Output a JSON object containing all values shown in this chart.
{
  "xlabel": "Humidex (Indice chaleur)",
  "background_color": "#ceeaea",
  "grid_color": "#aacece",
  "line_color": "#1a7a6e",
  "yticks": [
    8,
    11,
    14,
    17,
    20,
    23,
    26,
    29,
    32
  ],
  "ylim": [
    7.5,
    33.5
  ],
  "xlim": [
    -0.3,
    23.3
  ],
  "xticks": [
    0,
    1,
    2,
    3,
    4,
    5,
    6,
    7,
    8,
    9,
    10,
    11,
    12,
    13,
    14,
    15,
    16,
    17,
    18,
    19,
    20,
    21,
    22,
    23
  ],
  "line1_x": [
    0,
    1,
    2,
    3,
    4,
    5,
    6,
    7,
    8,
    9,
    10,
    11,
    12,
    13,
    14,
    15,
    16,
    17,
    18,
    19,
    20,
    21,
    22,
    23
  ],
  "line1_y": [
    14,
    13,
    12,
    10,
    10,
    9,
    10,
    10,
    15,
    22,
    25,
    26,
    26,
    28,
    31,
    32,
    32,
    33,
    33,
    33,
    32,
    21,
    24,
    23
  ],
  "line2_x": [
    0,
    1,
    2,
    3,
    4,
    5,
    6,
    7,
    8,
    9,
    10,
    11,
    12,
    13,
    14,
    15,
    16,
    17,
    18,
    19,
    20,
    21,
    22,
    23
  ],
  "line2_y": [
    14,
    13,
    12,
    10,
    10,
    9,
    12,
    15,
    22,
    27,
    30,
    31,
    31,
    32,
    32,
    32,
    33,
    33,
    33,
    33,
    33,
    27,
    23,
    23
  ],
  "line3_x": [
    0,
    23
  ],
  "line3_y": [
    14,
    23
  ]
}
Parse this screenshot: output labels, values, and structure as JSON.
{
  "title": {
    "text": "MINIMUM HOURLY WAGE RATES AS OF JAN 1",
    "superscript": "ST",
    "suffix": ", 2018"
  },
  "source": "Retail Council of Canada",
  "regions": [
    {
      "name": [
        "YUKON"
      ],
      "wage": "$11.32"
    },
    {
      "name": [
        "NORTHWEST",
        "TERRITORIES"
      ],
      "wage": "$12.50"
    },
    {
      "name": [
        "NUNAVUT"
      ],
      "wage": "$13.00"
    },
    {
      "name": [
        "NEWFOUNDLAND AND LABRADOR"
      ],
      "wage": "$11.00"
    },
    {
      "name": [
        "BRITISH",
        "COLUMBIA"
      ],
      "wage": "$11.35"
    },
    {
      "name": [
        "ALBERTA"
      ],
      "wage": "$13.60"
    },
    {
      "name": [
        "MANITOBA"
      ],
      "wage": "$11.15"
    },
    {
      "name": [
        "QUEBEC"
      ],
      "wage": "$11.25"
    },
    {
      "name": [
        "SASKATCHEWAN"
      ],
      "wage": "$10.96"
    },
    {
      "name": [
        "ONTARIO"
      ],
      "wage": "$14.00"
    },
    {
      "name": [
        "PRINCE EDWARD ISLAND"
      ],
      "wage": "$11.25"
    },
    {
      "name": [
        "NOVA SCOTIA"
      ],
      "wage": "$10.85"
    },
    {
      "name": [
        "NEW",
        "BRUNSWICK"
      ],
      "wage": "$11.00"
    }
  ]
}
##########
Stated goal =
Report each line in the preceding entries that holds the string "this".

Solution below =
Output a JSON object containing all values shown in this chart.
Parse this screenshot: output labels, values, and structure as JSON.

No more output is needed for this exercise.